__Your goal__
Set the listing down again exactly, please, apart from its pictures.

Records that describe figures
☆ ☆ ☆ ☆

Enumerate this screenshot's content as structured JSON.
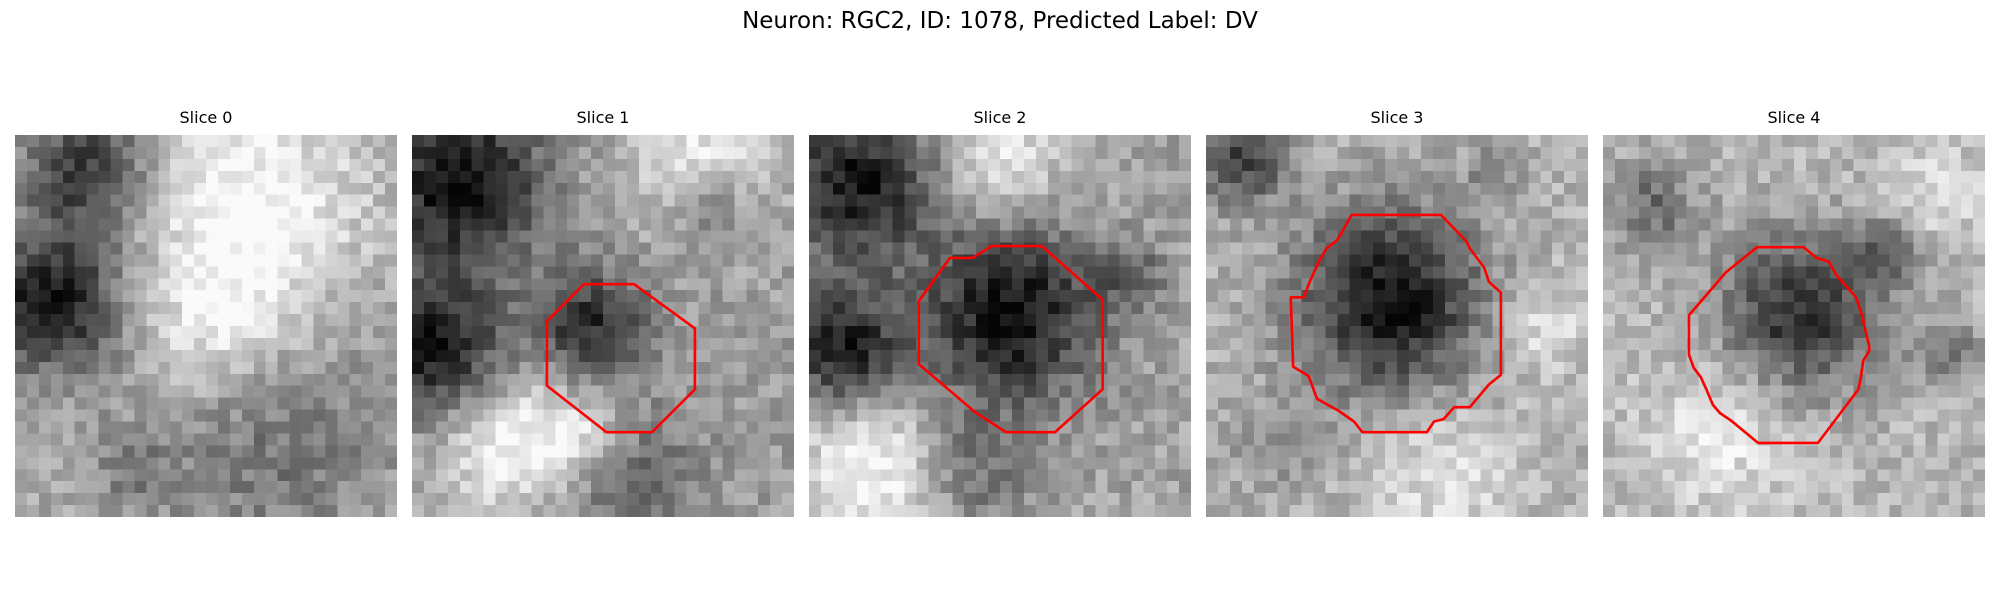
{
  "figure": {
    "title": "Neuron: RGC2, ID: 1078, Predicted Label: DV"
  },
  "slices": [
    {
      "title": "Slice 0",
      "has_outline": false
    },
    {
      "title": "Slice 1",
      "has_outline": true
    },
    {
      "title": "Slice 2",
      "has_outline": true
    },
    {
      "title": "Slice 3",
      "has_outline": true
    },
    {
      "title": "Slice 4",
      "has_outline": true
    }
  ],
  "colors": {
    "outline": "#ff0000",
    "colormap": "grayscale"
  }
}
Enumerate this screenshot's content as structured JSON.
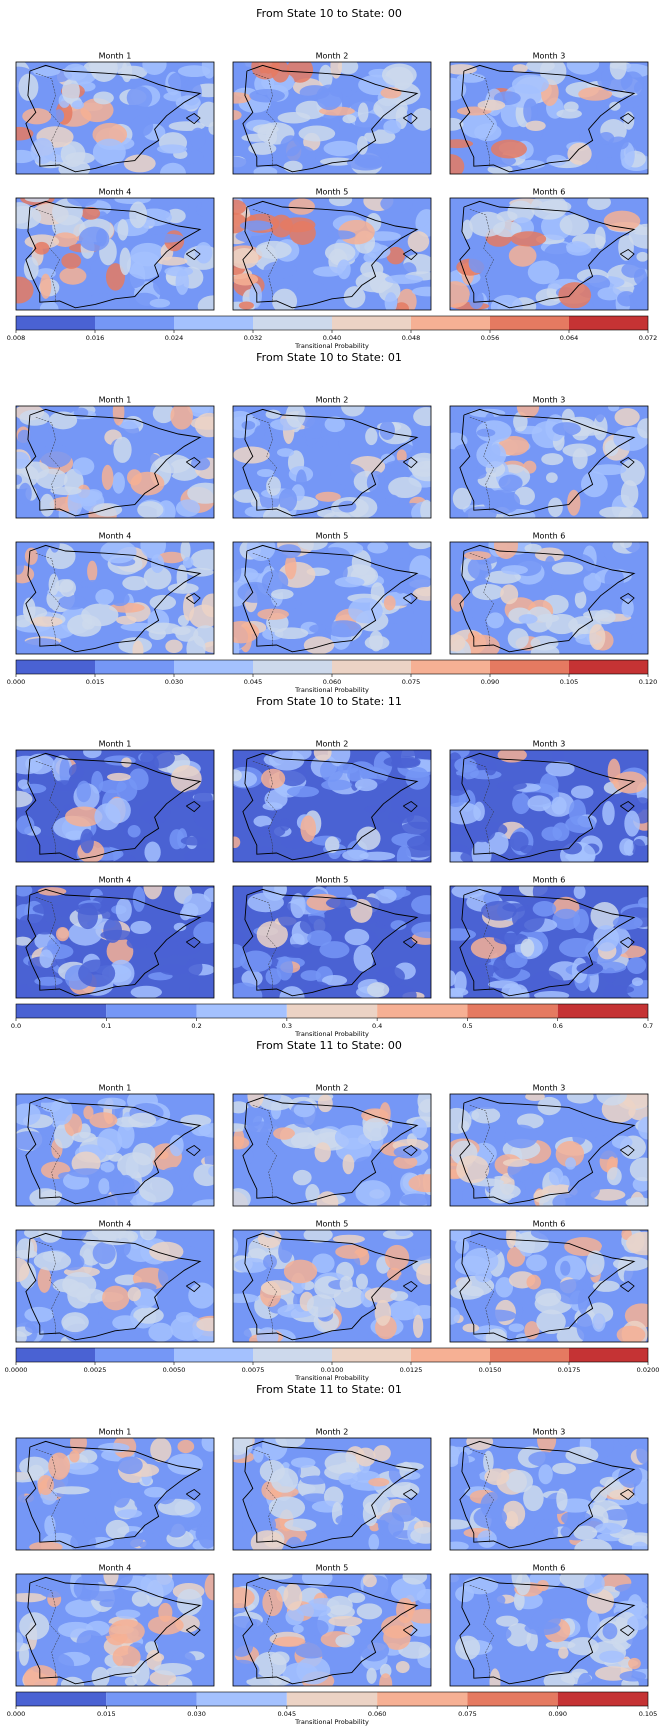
{
  "figures": [
    {
      "title": "From State 10 to State: 00",
      "subplots": [
        "Month 1",
        "Month 2",
        "Month 3",
        "Month 4",
        "Month 5",
        "Month 6"
      ],
      "colorbar": {
        "label": "Transitional Probability",
        "ticks": [
          0.008,
          0.016,
          0.024,
          0.032,
          {
            "value": 0.04,
            "label": "0.040"
          },
          0.048,
          0.056,
          0.064,
          0.072
        ]
      }
    },
    {
      "title": "From State 10 to State: 01",
      "subplots": [
        "Month 1",
        "Month 2",
        "Month 3",
        "Month 4",
        "Month 5",
        "Month 6"
      ],
      "colorbar": {
        "label": "Transitional Probability",
        "ticks": [
          {
            "value": 0,
            "label": "0.000"
          },
          0.015,
          {
            "value": 0.03,
            "label": "0.030"
          },
          0.045,
          {
            "value": 0.06,
            "label": "0.060"
          },
          0.075,
          {
            "value": 0.09,
            "label": "0.090"
          },
          0.105,
          {
            "value": 0.12,
            "label": "0.120"
          }
        ]
      }
    },
    {
      "title": "From State 10 to State: 11",
      "subplots": [
        "Month 1",
        "Month 2",
        "Month 3",
        "Month 4",
        "Month 5",
        "Month 6"
      ],
      "colorbar": {
        "label": "Transitional Probability",
        "ticks": [
          {
            "value": 0,
            "label": "0.0"
          },
          0.1,
          0.2,
          0.3,
          0.4,
          0.5,
          0.6,
          0.7
        ]
      }
    },
    {
      "title": "From State 11 to State: 00",
      "subplots": [
        "Month 1",
        "Month 2",
        "Month 3",
        "Month 4",
        "Month 5",
        "Month 6"
      ],
      "colorbar": {
        "label": "Transitional Probability",
        "ticks": [
          {
            "value": 0,
            "label": "0.0000"
          },
          0.0025,
          {
            "value": 0.005,
            "label": "0.0050"
          },
          0.0075,
          {
            "value": 0.01,
            "label": "0.0100"
          },
          0.0125,
          {
            "value": 0.015,
            "label": "0.0150"
          },
          0.0175,
          {
            "value": 0.02,
            "label": "0.0200"
          }
        ]
      }
    },
    {
      "title": "From State 11 to State: 01",
      "subplots": [
        "Month 1",
        "Month 2",
        "Month 3",
        "Month 4",
        "Month 5",
        "Month 6"
      ],
      "colorbar": {
        "label": "Transitional Probability",
        "ticks": [
          {
            "value": 0,
            "label": "0.000"
          },
          0.015,
          {
            "value": 0.03,
            "label": "0.030"
          },
          0.045,
          {
            "value": 0.06,
            "label": "0.060"
          },
          0.075,
          {
            "value": 0.09,
            "label": "0.090"
          },
          0.105
        ]
      }
    }
  ],
  "colormap": [
    "#4a62d3",
    "#7597f6",
    "#a4c1fe",
    "#cdd9ec",
    "#ecd3c5",
    "#f6b094",
    "#e57a61",
    "#c53334"
  ]
}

☆ ☆ ☆ ☆

__Correct result__
Enumerate this screenshot's content as structured JSON.
{
  "figure": {
    "title": "Neuron: RGC2, ID: 1078, Predicted Label: DV"
  },
  "slices": [
    {
      "title": "Slice 0",
      "has_outline": false
    },
    {
      "title": "Slice 1",
      "has_outline": true
    },
    {
      "title": "Slice 2",
      "has_outline": true
    },
    {
      "title": "Slice 3",
      "has_outline": true
    },
    {
      "title": "Slice 4",
      "has_outline": true
    }
  ],
  "colors": {
    "outline": "#ff0000",
    "colormap": "grayscale"
  }
}
Enumerate this screenshot's content as structured JSON.
{
  "figures": [
    {
      "title": "From State 10 to State: 00",
      "subplots": [
        "Month 1",
        "Month 2",
        "Month 3",
        "Month 4",
        "Month 5",
        "Month 6"
      ],
      "colorbar": {
        "label": "Transitional Probability",
        "ticks": [
          0.008,
          0.016,
          0.024,
          0.032,
          {
            "value": 0.04,
            "label": "0.040"
          },
          0.048,
          0.056,
          0.064,
          0.072
        ]
      }
    },
    {
      "title": "From State 10 to State: 01",
      "subplots": [
        "Month 1",
        "Month 2",
        "Month 3",
        "Month 4",
        "Month 5",
        "Month 6"
      ],
      "colorbar": {
        "label": "Transitional Probability",
        "ticks": [
          {
            "value": 0,
            "label": "0.000"
          },
          0.015,
          {
            "value": 0.03,
            "label": "0.030"
          },
          0.045,
          {
            "value": 0.06,
            "label": "0.060"
          },
          0.075,
          {
            "value": 0.09,
            "label": "0.090"
          },
          0.105,
          {
            "value": 0.12,
            "label": "0.120"
          }
        ]
      }
    },
    {
      "title": "From State 10 to State: 11",
      "subplots": [
        "Month 1",
        "Month 2",
        "Month 3",
        "Month 4",
        "Month 5",
        "Month 6"
      ],
      "colorbar": {
        "label": "Transitional Probability",
        "ticks": [
          {
            "value": 0,
            "label": "0.0"
          },
          0.1,
          0.2,
          0.3,
          0.4,
          0.5,
          0.6,
          0.7
        ]
      }
    },
    {
      "title": "From State 11 to State: 00",
      "subplots": [
        "Month 1",
        "Month 2",
        "Month 3",
        "Month 4",
        "Month 5",
        "Month 6"
      ],
      "colorbar": {
        "label": "Transitional Probability",
        "ticks": [
          {
            "value": 0,
            "label": "0.0000"
          },
          0.0025,
          {
            "value": 0.005,
            "label": "0.0050"
          },
          0.0075,
          {
            "value": 0.01,
            "label": "0.0100"
          },
          0.0125,
          {
            "value": 0.015,
            "label": "0.0150"
          },
          0.0175,
          {
            "value": 0.02,
            "label": "0.0200"
          }
        ]
      }
    },
    {
      "title": "From State 11 to State: 01",
      "subplots": [
        "Month 1",
        "Month 2",
        "Month 3",
        "Month 4",
        "Month 5",
        "Month 6"
      ],
      "colorbar": {
        "label": "Transitional Probability",
        "ticks": [
          {
            "value": 0,
            "label": "0.000"
          },
          0.015,
          {
            "value": 0.03,
            "label": "0.030"
          },
          0.045,
          {
            "value": 0.06,
            "label": "0.060"
          },
          0.075,
          {
            "value": 0.09,
            "label": "0.090"
          },
          0.105
        ]
      }
    }
  ],
  "colormap": [
    "#4a62d3",
    "#7597f6",
    "#a4c1fe",
    "#cdd9ec",
    "#ecd3c5",
    "#f6b094",
    "#e57a61",
    "#c53334"
  ]
}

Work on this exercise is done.